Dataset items
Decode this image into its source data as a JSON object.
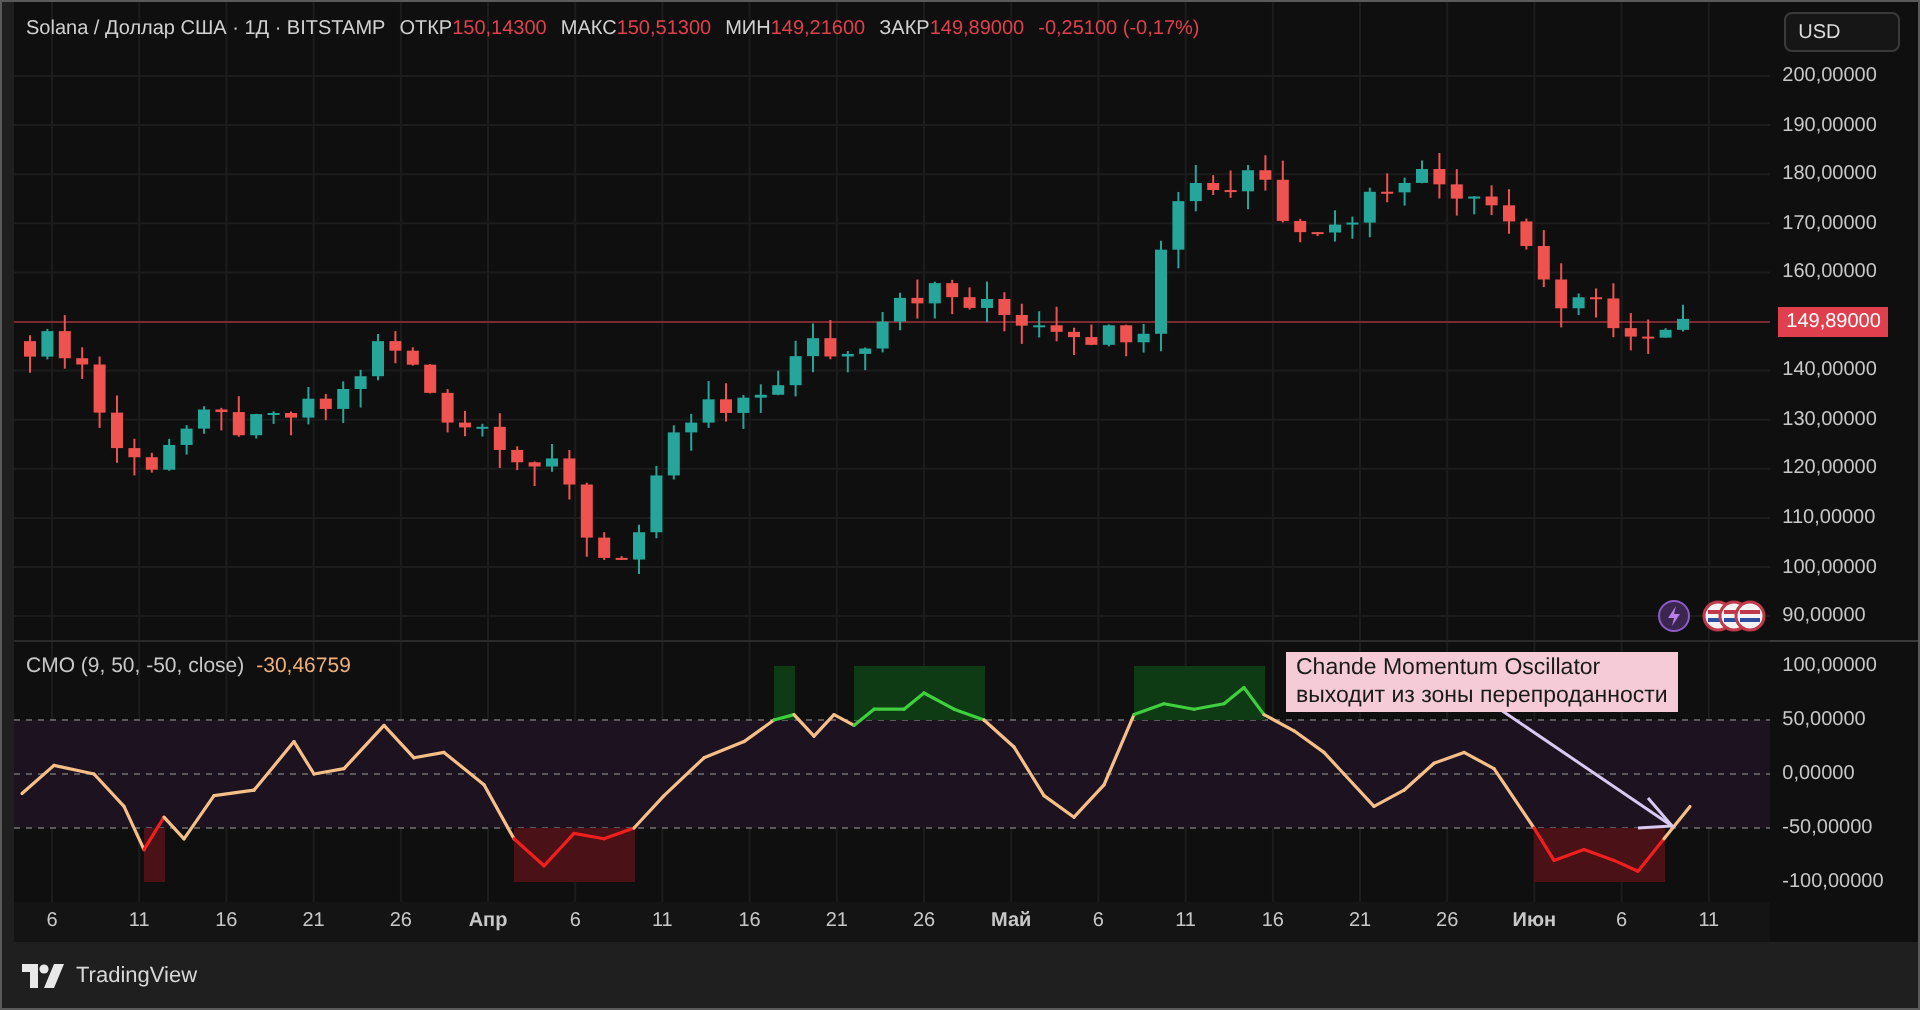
{
  "header": {
    "symbol": "Solana / Доллар США · 1Д · BITSTAMP",
    "ohlc": [
      {
        "label": "ОТКР",
        "value": "150,14300"
      },
      {
        "label": "МАКС",
        "value": "150,51300"
      },
      {
        "label": "МИН",
        "value": "149,21600"
      },
      {
        "label": "ЗАКР",
        "value": "149,89000"
      }
    ],
    "change": "-0,25100 (-0,17%)"
  },
  "price_axis": {
    "currency": "USD",
    "ticks": [
      "200,00000",
      "190,00000",
      "180,00000",
      "170,00000",
      "160,00000",
      "140,00000",
      "130,00000",
      "120,00000",
      "110,00000",
      "100,00000",
      "90,00000"
    ],
    "last_price": "149,89000"
  },
  "indicator": {
    "label": "CMO (9, 50, -50, close)",
    "value": "-30,46759",
    "ticks": [
      "100,00000",
      "50,00000",
      "0,00000",
      "-50,00000",
      "-100,00000"
    ]
  },
  "annotation": {
    "lines": [
      "Chande Momentum Oscillator",
      "выходит из зоны перепроданности"
    ]
  },
  "time_axis": {
    "labels": [
      {
        "text": "6",
        "kind": "day"
      },
      {
        "text": "11",
        "kind": "day"
      },
      {
        "text": "16",
        "kind": "day"
      },
      {
        "text": "21",
        "kind": "day"
      },
      {
        "text": "26",
        "kind": "day"
      },
      {
        "text": "Апр",
        "kind": "month"
      },
      {
        "text": "6",
        "kind": "day"
      },
      {
        "text": "11",
        "kind": "day"
      },
      {
        "text": "16",
        "kind": "day"
      },
      {
        "text": "21",
        "kind": "day"
      },
      {
        "text": "26",
        "kind": "day"
      },
      {
        "text": "Май",
        "kind": "month"
      },
      {
        "text": "6",
        "kind": "day"
      },
      {
        "text": "11",
        "kind": "day"
      },
      {
        "text": "16",
        "kind": "day"
      },
      {
        "text": "21",
        "kind": "day"
      },
      {
        "text": "26",
        "kind": "day"
      },
      {
        "text": "Июн",
        "kind": "month"
      },
      {
        "text": "6",
        "kind": "day"
      },
      {
        "text": "11",
        "kind": "day"
      }
    ]
  },
  "footer": {
    "brand": "TradingView"
  }
}
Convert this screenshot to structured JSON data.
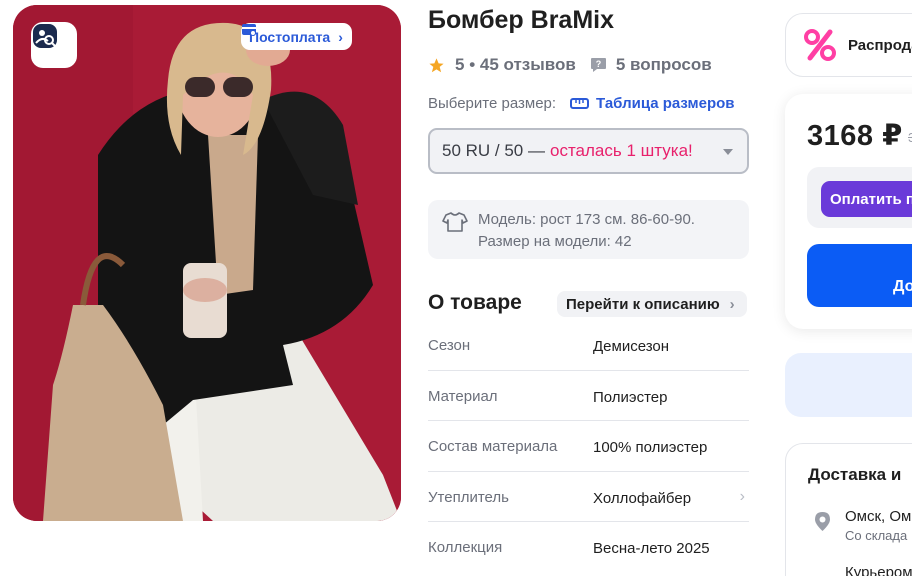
{
  "photo": {
    "postpay_label": "Постоплата"
  },
  "product": {
    "title": "Бомбер BraMix",
    "rating": "5",
    "reviews": "45 отзывов",
    "questions": "5 вопросов"
  },
  "size": {
    "label": "Выберите размер:",
    "table_link": "Таблица размеров",
    "selected": "50 RU / 50 —",
    "stock_note": "осталась 1 штука!"
  },
  "model": {
    "line1": "Модель: рост 173 см. 86-60-90.",
    "line2": "Размер на модели: 42"
  },
  "about": {
    "title": "О товаре",
    "goto_label": "Перейти к описанию",
    "specs": [
      {
        "key": "Сезон",
        "value": "Демисезон"
      },
      {
        "key": "Материал",
        "value": "Полиэстер"
      },
      {
        "key": "Состав материала",
        "value": "100% полиэстер"
      },
      {
        "key": "Утеплитель",
        "value": "Холлофайбер"
      },
      {
        "key": "Коллекция",
        "value": "Весна-лето 2025"
      }
    ]
  },
  "sidebar": {
    "sale_label": "Распродажа",
    "price": "3168 ₽",
    "old_price": "3",
    "pay_label": "Оплатить п",
    "add_label": "До",
    "delivery_title": "Доставка и",
    "city": "Омск, Ом",
    "warehouse": "Со склада",
    "courier": "Курьером"
  },
  "colors": {
    "accent_blue": "#0b5cf5",
    "link_blue": "#2b5ad8",
    "pay_purple": "#6a3ad9",
    "stock_pink": "#e8216c",
    "photo_bg": "#a91b36",
    "star": "#f5a623"
  },
  "icons": [
    "image-search-icon",
    "card-icon",
    "star-icon",
    "question-icon",
    "ruler-icon",
    "shirt-icon",
    "percent-icon",
    "location-pin-icon",
    "chevron-right-icon",
    "chevron-down-icon"
  ]
}
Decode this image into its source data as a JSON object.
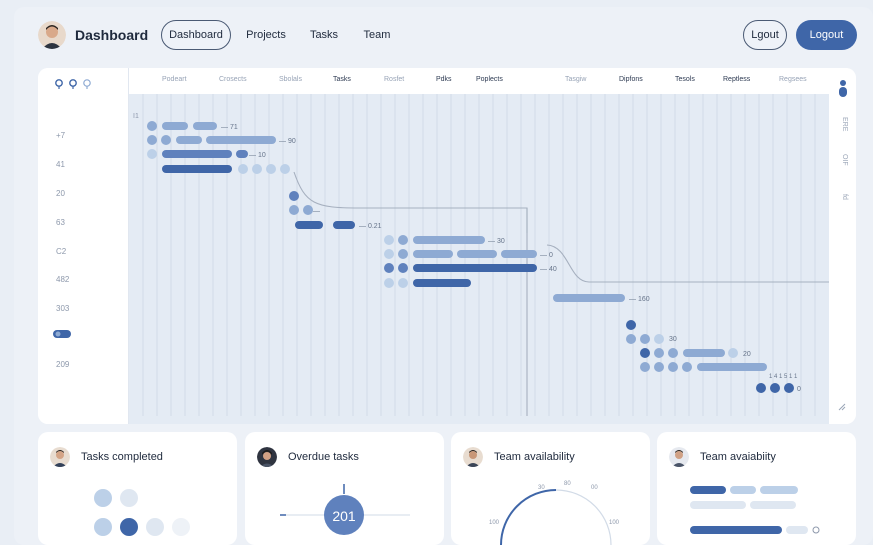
{
  "header": {
    "brand": "Dashboard",
    "nav": [
      {
        "label": "Dashboard",
        "active": true
      },
      {
        "label": "Projects"
      },
      {
        "label": "Tasks"
      },
      {
        "label": "Team"
      }
    ],
    "secondary_button": "Lgout",
    "logout_button": "Logout"
  },
  "gantt": {
    "column_headers": [
      "Podeart",
      "Crosects",
      "Sbolals",
      "Tasks",
      "Rosfet",
      "Pdks",
      "Poplects",
      "Tasgiw",
      "Dipfons",
      "Tesols",
      "Reptless",
      "Regsees"
    ],
    "row_labels": [
      "+7",
      "41",
      "20",
      "63",
      "C2",
      "482",
      "303",
      "209"
    ],
    "y_axis_marker": "I1",
    "bar_labels": [
      "— 71",
      "— 90",
      "— 10",
      "—",
      "— 0.21",
      "— 30",
      "— 0",
      "— 40",
      "— 160",
      "30",
      "20",
      "1 4 1 5 1 1",
      "0"
    ],
    "side_labels": [
      "ERE",
      "OIF",
      "fd"
    ],
    "colors": {
      "accent": "#3f66a8",
      "bar_mid": "#8eaad3",
      "bar_light": "#bcd0e8",
      "line": "#a6b0bf"
    }
  },
  "cards": [
    {
      "title": "Tasks completed"
    },
    {
      "title": "Overdue tasks",
      "value": "201"
    },
    {
      "title": "Team availability",
      "labels": [
        "30",
        "80",
        "00",
        "100",
        "100"
      ]
    },
    {
      "title": "Team avaiabiity"
    }
  ]
}
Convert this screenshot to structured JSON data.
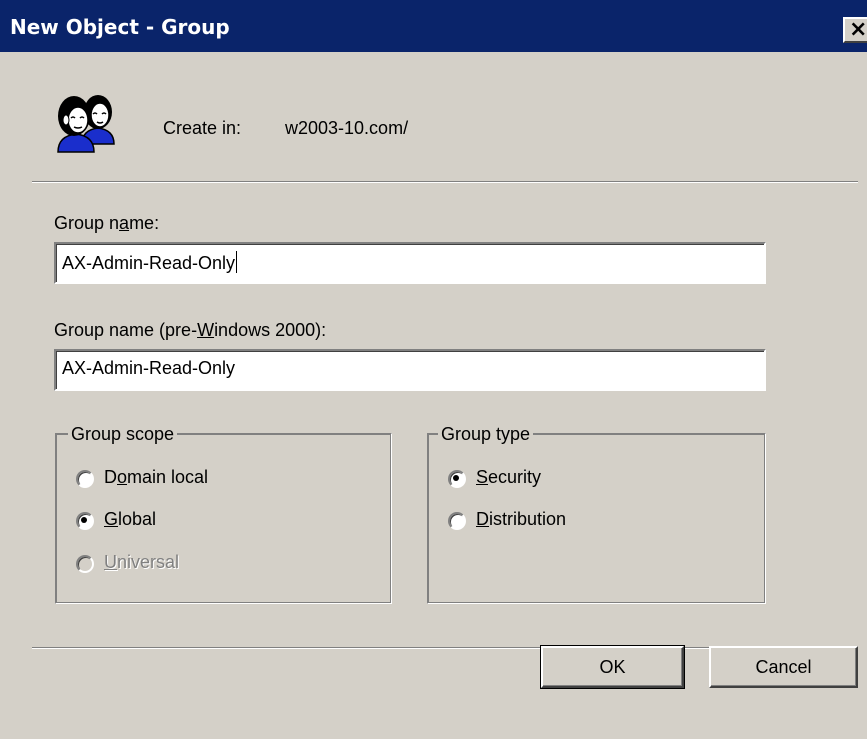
{
  "window": {
    "title": "New Object - Group",
    "close_glyph": "×"
  },
  "header": {
    "icon": "group-users-icon",
    "create_in_label": "Create in:",
    "create_in_path": "w2003-10.com/"
  },
  "form": {
    "group_name": {
      "label_pre": "Group n",
      "label_mnemonic": "a",
      "label_post": "me:",
      "value": "AX-Admin-Read-Only"
    },
    "group_name_pre2000": {
      "label_pre": "Group name (pre-",
      "label_mnemonic": "W",
      "label_post": "indows 2000):",
      "value": "AX-Admin-Read-Only"
    }
  },
  "group_scope": {
    "legend": "Group scope",
    "options": [
      {
        "pre": "D",
        "mnemonic": "o",
        "post": "main local",
        "selected": false,
        "disabled": false
      },
      {
        "pre": "",
        "mnemonic": "G",
        "post": "lobal",
        "selected": true,
        "disabled": false
      },
      {
        "pre": "",
        "mnemonic": "U",
        "post": "niversal",
        "selected": false,
        "disabled": true
      }
    ]
  },
  "group_type": {
    "legend": "Group type",
    "options": [
      {
        "pre": "",
        "mnemonic": "S",
        "post": "ecurity",
        "selected": true,
        "disabled": false
      },
      {
        "pre": "",
        "mnemonic": "D",
        "post": "istribution",
        "selected": false,
        "disabled": false
      }
    ]
  },
  "buttons": {
    "ok": "OK",
    "cancel": "Cancel"
  },
  "colors": {
    "titlebar": "#0a246a",
    "face": "#d4d0c8",
    "disabled_text": "#808080"
  }
}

● **Exercise brief**:
Print the whole listing above once more, word for word, without its pictures.

● **Response below**:
Decode this image into its source data as a JSON object.
{
  "header": {
    "symbol": "Solana / Доллар США · 1Д · BITSTAMP",
    "ohlc": [
      {
        "label": "ОТКР",
        "value": "150,14300"
      },
      {
        "label": "МАКС",
        "value": "150,51300"
      },
      {
        "label": "МИН",
        "value": "149,21600"
      },
      {
        "label": "ЗАКР",
        "value": "149,89000"
      }
    ],
    "change": "-0,25100 (-0,17%)"
  },
  "price_axis": {
    "currency": "USD",
    "ticks": [
      "200,00000",
      "190,00000",
      "180,00000",
      "170,00000",
      "160,00000",
      "140,00000",
      "130,00000",
      "120,00000",
      "110,00000",
      "100,00000",
      "90,00000"
    ],
    "last_price": "149,89000"
  },
  "indicator": {
    "label": "CMO (9, 50, -50, close)",
    "value": "-30,46759",
    "ticks": [
      "100,00000",
      "50,00000",
      "0,00000",
      "-50,00000",
      "-100,00000"
    ]
  },
  "annotation": {
    "lines": [
      "Chande Momentum Oscillator",
      "выходит из зоны перепроданности"
    ]
  },
  "time_axis": {
    "labels": [
      {
        "text": "6",
        "kind": "day"
      },
      {
        "text": "11",
        "kind": "day"
      },
      {
        "text": "16",
        "kind": "day"
      },
      {
        "text": "21",
        "kind": "day"
      },
      {
        "text": "26",
        "kind": "day"
      },
      {
        "text": "Апр",
        "kind": "month"
      },
      {
        "text": "6",
        "kind": "day"
      },
      {
        "text": "11",
        "kind": "day"
      },
      {
        "text": "16",
        "kind": "day"
      },
      {
        "text": "21",
        "kind": "day"
      },
      {
        "text": "26",
        "kind": "day"
      },
      {
        "text": "Май",
        "kind": "month"
      },
      {
        "text": "6",
        "kind": "day"
      },
      {
        "text": "11",
        "kind": "day"
      },
      {
        "text": "16",
        "kind": "day"
      },
      {
        "text": "21",
        "kind": "day"
      },
      {
        "text": "26",
        "kind": "day"
      },
      {
        "text": "Июн",
        "kind": "month"
      },
      {
        "text": "6",
        "kind": "day"
      },
      {
        "text": "11",
        "kind": "day"
      }
    ]
  },
  "footer": {
    "brand": "TradingView"
  }
}
Convert this screenshot to structured JSON data.
{
  "photo": {
    "postpay_label": "Постоплата"
  },
  "product": {
    "title": "Бомбер BraMix",
    "rating": "5",
    "reviews": "45 отзывов",
    "questions": "5 вопросов"
  },
  "size": {
    "label": "Выберите размер:",
    "table_link": "Таблица размеров",
    "selected": "50 RU / 50 —",
    "stock_note": "осталась 1 штука!"
  },
  "model": {
    "line1": "Модель: рост 173 см. 86-60-90.",
    "line2": "Размер на модели: 42"
  },
  "about": {
    "title": "О товаре",
    "goto_label": "Перейти к описанию",
    "specs": [
      {
        "key": "Сезон",
        "value": "Демисезон"
      },
      {
        "key": "Материал",
        "value": "Полиэстер"
      },
      {
        "key": "Состав материала",
        "value": "100% полиэстер"
      },
      {
        "key": "Утеплитель",
        "value": "Холлофайбер"
      },
      {
        "key": "Коллекция",
        "value": "Весна-лето 2025"
      }
    ]
  },
  "sidebar": {
    "sale_label": "Распродажа",
    "price": "3168 ₽",
    "old_price": "3",
    "pay_label": "Оплатить п",
    "add_label": "До",
    "delivery_title": "Доставка и",
    "city": "Омск, Ом",
    "warehouse": "Со склада",
    "courier": "Курьером"
  },
  "colors": {
    "accent_blue": "#0b5cf5",
    "link_blue": "#2b5ad8",
    "pay_purple": "#6a3ad9",
    "stock_pink": "#e8216c",
    "photo_bg": "#a91b36",
    "star": "#f5a623"
  },
  "icons": [
    "image-search-icon",
    "card-icon",
    "star-icon",
    "question-icon",
    "ruler-icon",
    "shirt-icon",
    "percent-icon",
    "location-pin-icon",
    "chevron-right-icon",
    "chevron-down-icon"
  ]
}
Decode this image into its source data as a JSON object.
{
  "header": {
    "brand": "Dashboard",
    "nav": [
      {
        "label": "Dashboard",
        "active": true
      },
      {
        "label": "Projects"
      },
      {
        "label": "Tasks"
      },
      {
        "label": "Team"
      }
    ],
    "secondary_button": "Lgout",
    "logout_button": "Logout"
  },
  "gantt": {
    "column_headers": [
      "Podeart",
      "Crosects",
      "Sbolals",
      "Tasks",
      "Rosfet",
      "Pdks",
      "Poplects",
      "Tasgiw",
      "Dipfons",
      "Tesols",
      "Reptless",
      "Regsees"
    ],
    "row_labels": [
      "+7",
      "41",
      "20",
      "63",
      "C2",
      "482",
      "303",
      "209"
    ],
    "y_axis_marker": "I1",
    "bar_labels": [
      "— 71",
      "— 90",
      "— 10",
      "—",
      "— 0.21",
      "— 30",
      "— 0",
      "— 40",
      "— 160",
      "30",
      "20",
      "1 4 1 5 1 1",
      "0"
    ],
    "side_labels": [
      "ERE",
      "OIF",
      "fd"
    ],
    "colors": {
      "accent": "#3f66a8",
      "bar_mid": "#8eaad3",
      "bar_light": "#bcd0e8",
      "line": "#a6b0bf"
    }
  },
  "cards": [
    {
      "title": "Tasks completed"
    },
    {
      "title": "Overdue tasks",
      "value": "201"
    },
    {
      "title": "Team availability",
      "labels": [
        "30",
        "80",
        "00",
        "100",
        "100"
      ]
    },
    {
      "title": "Team avaiabiity"
    }
  ]
}
Convert this screenshot to structured JSON data.
{
  "window": {
    "title": "New Object - Group",
    "close_glyph": "×"
  },
  "header": {
    "icon": "group-users-icon",
    "create_in_label": "Create in:",
    "create_in_path": "w2003-10.com/"
  },
  "form": {
    "group_name": {
      "label_pre": "Group n",
      "label_mnemonic": "a",
      "label_post": "me:",
      "value": "AX-Admin-Read-Only"
    },
    "group_name_pre2000": {
      "label_pre": "Group name (pre-",
      "label_mnemonic": "W",
      "label_post": "indows 2000):",
      "value": "AX-Admin-Read-Only"
    }
  },
  "group_scope": {
    "legend": "Group scope",
    "options": [
      {
        "pre": "D",
        "mnemonic": "o",
        "post": "main local",
        "selected": false,
        "disabled": false
      },
      {
        "pre": "",
        "mnemonic": "G",
        "post": "lobal",
        "selected": true,
        "disabled": false
      },
      {
        "pre": "",
        "mnemonic": "U",
        "post": "niversal",
        "selected": false,
        "disabled": true
      }
    ]
  },
  "group_type": {
    "legend": "Group type",
    "options": [
      {
        "pre": "",
        "mnemonic": "S",
        "post": "ecurity",
        "selected": true,
        "disabled": false
      },
      {
        "pre": "",
        "mnemonic": "D",
        "post": "istribution",
        "selected": false,
        "disabled": false
      }
    ]
  },
  "buttons": {
    "ok": "OK",
    "cancel": "Cancel"
  },
  "colors": {
    "titlebar": "#0a246a",
    "face": "#d4d0c8",
    "disabled_text": "#808080"
  }
}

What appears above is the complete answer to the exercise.